Dataset records:
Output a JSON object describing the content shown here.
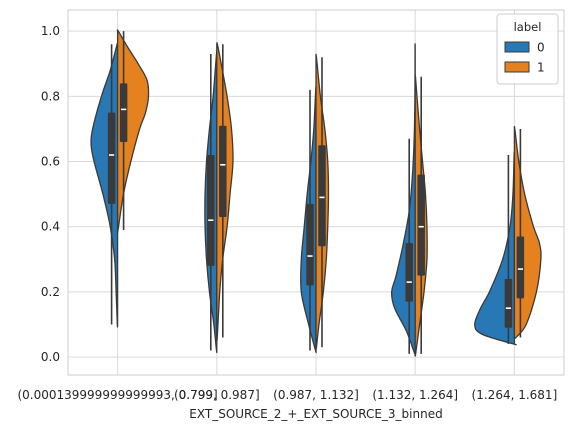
{
  "chart_data": {
    "type": "violin",
    "style": "split violins with inner box plots, whitegrid",
    "xlabel": "EXT_SOURCE_2_+_EXT_SOURCE_3_binned",
    "ylabel": "",
    "categories": [
      "(0.000139999999999993, 0.799]",
      "(0.799, 0.987]",
      "(0.987, 1.132]",
      "(1.132, 1.264]",
      "(1.264, 1.681]"
    ],
    "yticks": [
      0.0,
      0.2,
      0.4,
      0.6,
      0.8,
      1.0
    ],
    "ylim": [
      -0.055,
      1.065
    ],
    "grid": true,
    "legend": {
      "title": "label",
      "placement": "top-right",
      "entries": [
        "0",
        "1"
      ]
    },
    "colors": {
      "0": "#2878b5",
      "1": "#e5821f",
      "outline": "#3a3a3a",
      "grid": "#d9d9d9"
    },
    "series": [
      {
        "name": "0",
        "violins": [
          {
            "min": 0.1,
            "max": 0.96,
            "q1": 0.47,
            "median": 0.62,
            "q3": 0.75,
            "whisker_low": 0.1,
            "whisker_high": 0.96,
            "density": [
              [
                0.1,
                0.002
              ],
              [
                0.2,
                0.01
              ],
              [
                0.3,
                0.02
              ],
              [
                0.4,
                0.05
              ],
              [
                0.5,
                0.1
              ],
              [
                0.6,
                0.16
              ],
              [
                0.65,
                0.18
              ],
              [
                0.7,
                0.17
              ],
              [
                0.8,
                0.11
              ],
              [
                0.88,
                0.05
              ],
              [
                0.96,
                0.003
              ]
            ]
          },
          {
            "min": 0.02,
            "max": 0.93,
            "q1": 0.28,
            "median": 0.42,
            "q3": 0.62,
            "whisker_low": 0.02,
            "whisker_high": 0.93,
            "density": [
              [
                0.02,
                0.002
              ],
              [
                0.1,
                0.02
              ],
              [
                0.2,
                0.05
              ],
              [
                0.3,
                0.07
              ],
              [
                0.4,
                0.08
              ],
              [
                0.5,
                0.08
              ],
              [
                0.6,
                0.07
              ],
              [
                0.7,
                0.05
              ],
              [
                0.8,
                0.025
              ],
              [
                0.93,
                0.002
              ]
            ]
          },
          {
            "min": 0.02,
            "max": 0.82,
            "q1": 0.22,
            "median": 0.31,
            "q3": 0.47,
            "whisker_low": 0.02,
            "whisker_high": 0.82,
            "density": [
              [
                0.02,
                0.003
              ],
              [
                0.1,
                0.05
              ],
              [
                0.2,
                0.1
              ],
              [
                0.3,
                0.1
              ],
              [
                0.4,
                0.08
              ],
              [
                0.5,
                0.06
              ],
              [
                0.6,
                0.035
              ],
              [
                0.7,
                0.015
              ],
              [
                0.82,
                0.002
              ]
            ]
          },
          {
            "min": 0.01,
            "max": 0.95,
            "q1": 0.17,
            "median": 0.23,
            "q3": 0.35,
            "whisker_low": 0.01,
            "whisker_high": 0.67,
            "density": [
              [
                0.01,
                0.003
              ],
              [
                0.08,
                0.06
              ],
              [
                0.15,
                0.14
              ],
              [
                0.2,
                0.16
              ],
              [
                0.25,
                0.13
              ],
              [
                0.35,
                0.08
              ],
              [
                0.45,
                0.04
              ],
              [
                0.55,
                0.02
              ],
              [
                0.67,
                0.007
              ],
              [
                0.8,
                0.002
              ],
              [
                0.95,
                0.001
              ]
            ]
          },
          {
            "min": 0.04,
            "max": 0.62,
            "q1": 0.09,
            "median": 0.15,
            "q3": 0.24,
            "whisker_low": 0.04,
            "whisker_high": 0.62,
            "density": [
              [
                0.04,
                0.005
              ],
              [
                0.07,
                0.22
              ],
              [
                0.1,
                0.27
              ],
              [
                0.15,
                0.23
              ],
              [
                0.2,
                0.17
              ],
              [
                0.3,
                0.08
              ],
              [
                0.4,
                0.03
              ],
              [
                0.5,
                0.01
              ],
              [
                0.62,
                0.002
              ]
            ]
          }
        ]
      },
      {
        "name": "1",
        "violins": [
          {
            "min": 0.39,
            "max": 1.0,
            "q1": 0.66,
            "median": 0.76,
            "q3": 0.84,
            "whisker_low": 0.39,
            "whisker_high": 1.0,
            "density": [
              [
                0.39,
                0.003
              ],
              [
                0.5,
                0.04
              ],
              [
                0.6,
                0.09
              ],
              [
                0.7,
                0.15
              ],
              [
                0.75,
                0.19
              ],
              [
                0.8,
                0.21
              ],
              [
                0.85,
                0.2
              ],
              [
                0.9,
                0.14
              ],
              [
                0.95,
                0.07
              ],
              [
                1.0,
                0.005
              ]
            ]
          },
          {
            "min": 0.06,
            "max": 0.96,
            "q1": 0.43,
            "median": 0.59,
            "q3": 0.71,
            "whisker_low": 0.06,
            "whisker_high": 0.96,
            "density": [
              [
                0.06,
                0.003
              ],
              [
                0.2,
                0.02
              ],
              [
                0.3,
                0.04
              ],
              [
                0.4,
                0.07
              ],
              [
                0.5,
                0.09
              ],
              [
                0.6,
                0.11
              ],
              [
                0.7,
                0.1
              ],
              [
                0.8,
                0.07
              ],
              [
                0.9,
                0.03
              ],
              [
                0.96,
                0.004
              ]
            ]
          },
          {
            "min": 0.03,
            "max": 0.92,
            "q1": 0.34,
            "median": 0.49,
            "q3": 0.65,
            "whisker_low": 0.03,
            "whisker_high": 0.92,
            "density": [
              [
                0.03,
                0.003
              ],
              [
                0.1,
                0.02
              ],
              [
                0.2,
                0.05
              ],
              [
                0.3,
                0.07
              ],
              [
                0.4,
                0.08
              ],
              [
                0.5,
                0.085
              ],
              [
                0.6,
                0.08
              ],
              [
                0.7,
                0.06
              ],
              [
                0.8,
                0.03
              ],
              [
                0.92,
                0.003
              ]
            ]
          },
          {
            "min": 0.01,
            "max": 0.86,
            "q1": 0.25,
            "median": 0.4,
            "q3": 0.56,
            "whisker_low": 0.01,
            "whisker_high": 0.86,
            "density": [
              [
                0.01,
                0.003
              ],
              [
                0.1,
                0.03
              ],
              [
                0.2,
                0.06
              ],
              [
                0.3,
                0.08
              ],
              [
                0.4,
                0.08
              ],
              [
                0.5,
                0.07
              ],
              [
                0.6,
                0.05
              ],
              [
                0.7,
                0.03
              ],
              [
                0.8,
                0.012
              ],
              [
                0.86,
                0.002
              ]
            ]
          },
          {
            "min": 0.06,
            "max": 0.7,
            "q1": 0.18,
            "median": 0.27,
            "q3": 0.37,
            "whisker_low": 0.06,
            "whisker_high": 0.7,
            "density": [
              [
                0.06,
                0.01
              ],
              [
                0.1,
                0.08
              ],
              [
                0.2,
                0.15
              ],
              [
                0.3,
                0.18
              ],
              [
                0.35,
                0.17
              ],
              [
                0.4,
                0.13
              ],
              [
                0.5,
                0.07
              ],
              [
                0.6,
                0.03
              ],
              [
                0.7,
                0.003
              ]
            ]
          }
        ]
      }
    ]
  }
}
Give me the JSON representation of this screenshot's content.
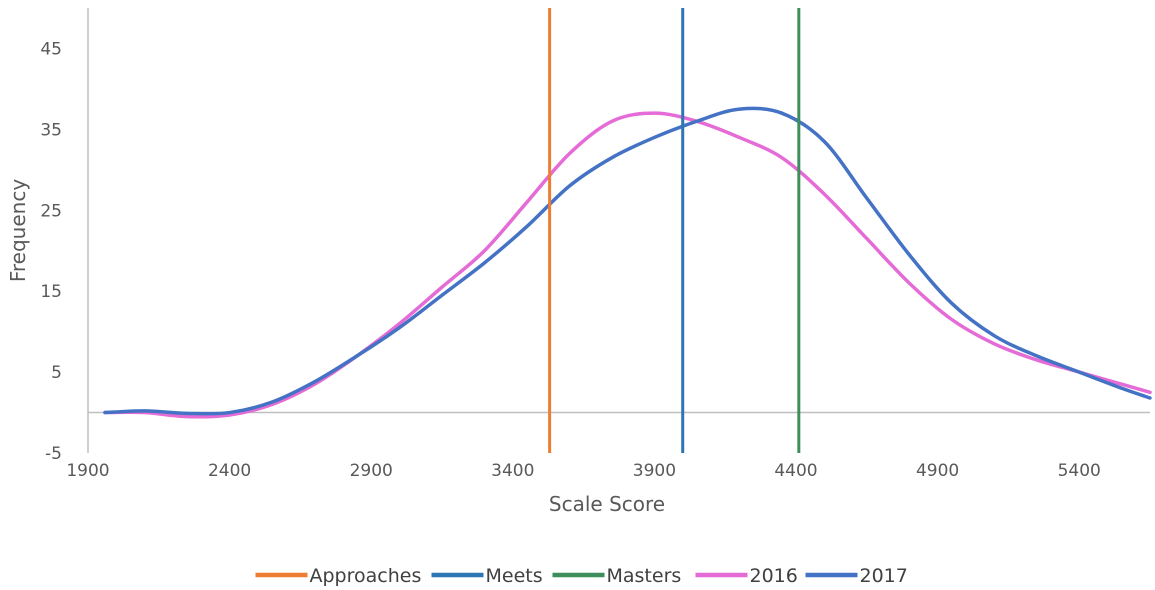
{
  "chart_data": {
    "type": "line",
    "xlabel": "Scale Score",
    "ylabel": "Frequency",
    "xlim": [
      1900,
      5650
    ],
    "ylim": [
      -5,
      50
    ],
    "x_ticks": [
      1900,
      2400,
      2900,
      3400,
      3900,
      4400,
      4900,
      5400
    ],
    "y_ticks": [
      -5,
      5,
      15,
      25,
      35,
      45
    ],
    "grid": false,
    "legend_position": "bottom",
    "reference_lines": [
      {
        "name": "Approaches",
        "x": 3530,
        "color": "#ED7D31"
      },
      {
        "name": "Meets",
        "x": 4000,
        "color": "#2E75B6"
      },
      {
        "name": "Masters",
        "x": 4410,
        "color": "#3E8E5C"
      }
    ],
    "series": [
      {
        "name": "2016",
        "color": "#E56BD6",
        "x": [
          1960,
          2100,
          2250,
          2400,
          2550,
          2700,
          2850,
          3000,
          3150,
          3300,
          3450,
          3600,
          3750,
          3900,
          4050,
          4200,
          4350,
          4500,
          4650,
          4800,
          4950,
          5100,
          5250,
          5400,
          5550,
          5650
        ],
        "y": [
          0,
          0,
          -0.5,
          -0.3,
          1,
          3.5,
          7,
          11,
          15.5,
          20,
          26,
          32,
          36,
          37,
          36,
          34,
          31.5,
          27,
          21.5,
          16,
          11.5,
          8.5,
          6.5,
          5,
          3.5,
          2.5
        ]
      },
      {
        "name": "2017",
        "color": "#4472C4",
        "x": [
          1960,
          2100,
          2250,
          2400,
          2550,
          2700,
          2850,
          3000,
          3150,
          3300,
          3450,
          3600,
          3750,
          3900,
          4050,
          4200,
          4350,
          4500,
          4650,
          4800,
          4950,
          5100,
          5250,
          5400,
          5550,
          5650
        ],
        "y": [
          0,
          0.2,
          -0.1,
          0,
          1.3,
          3.8,
          7,
          10.5,
          14.5,
          18.5,
          23,
          28,
          31.5,
          34,
          36,
          37.5,
          37,
          33.5,
          26.5,
          19.5,
          13.5,
          9.5,
          7,
          5,
          3,
          1.8
        ]
      }
    ]
  }
}
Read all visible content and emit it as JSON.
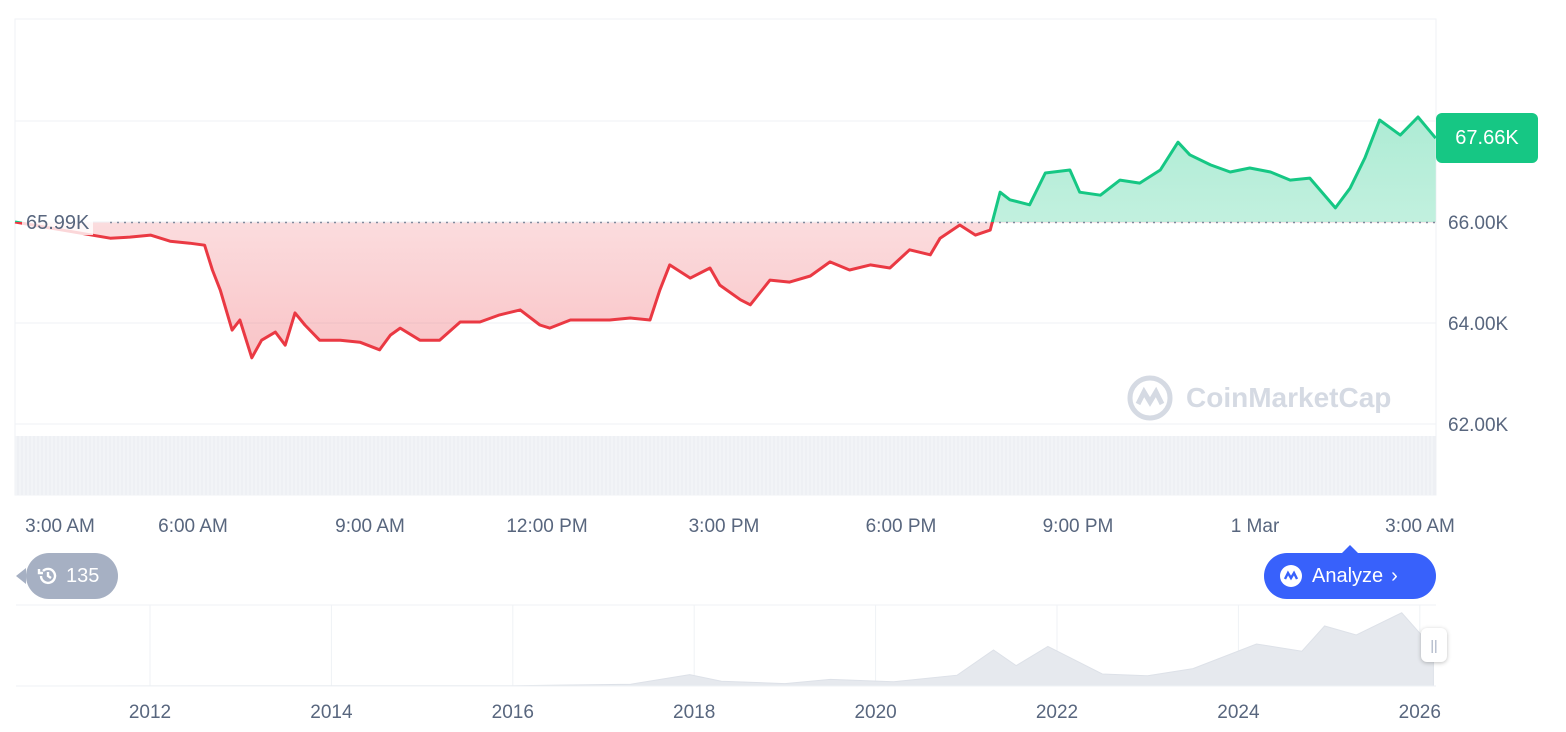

Exercise description:
Gather each line in the data that holds the string "JSON".

Exercise result:
Output a JSON object describing the content shown here.
Give me the JSON representation of this screenshot's content.
Read all visible content and emit it as JSON.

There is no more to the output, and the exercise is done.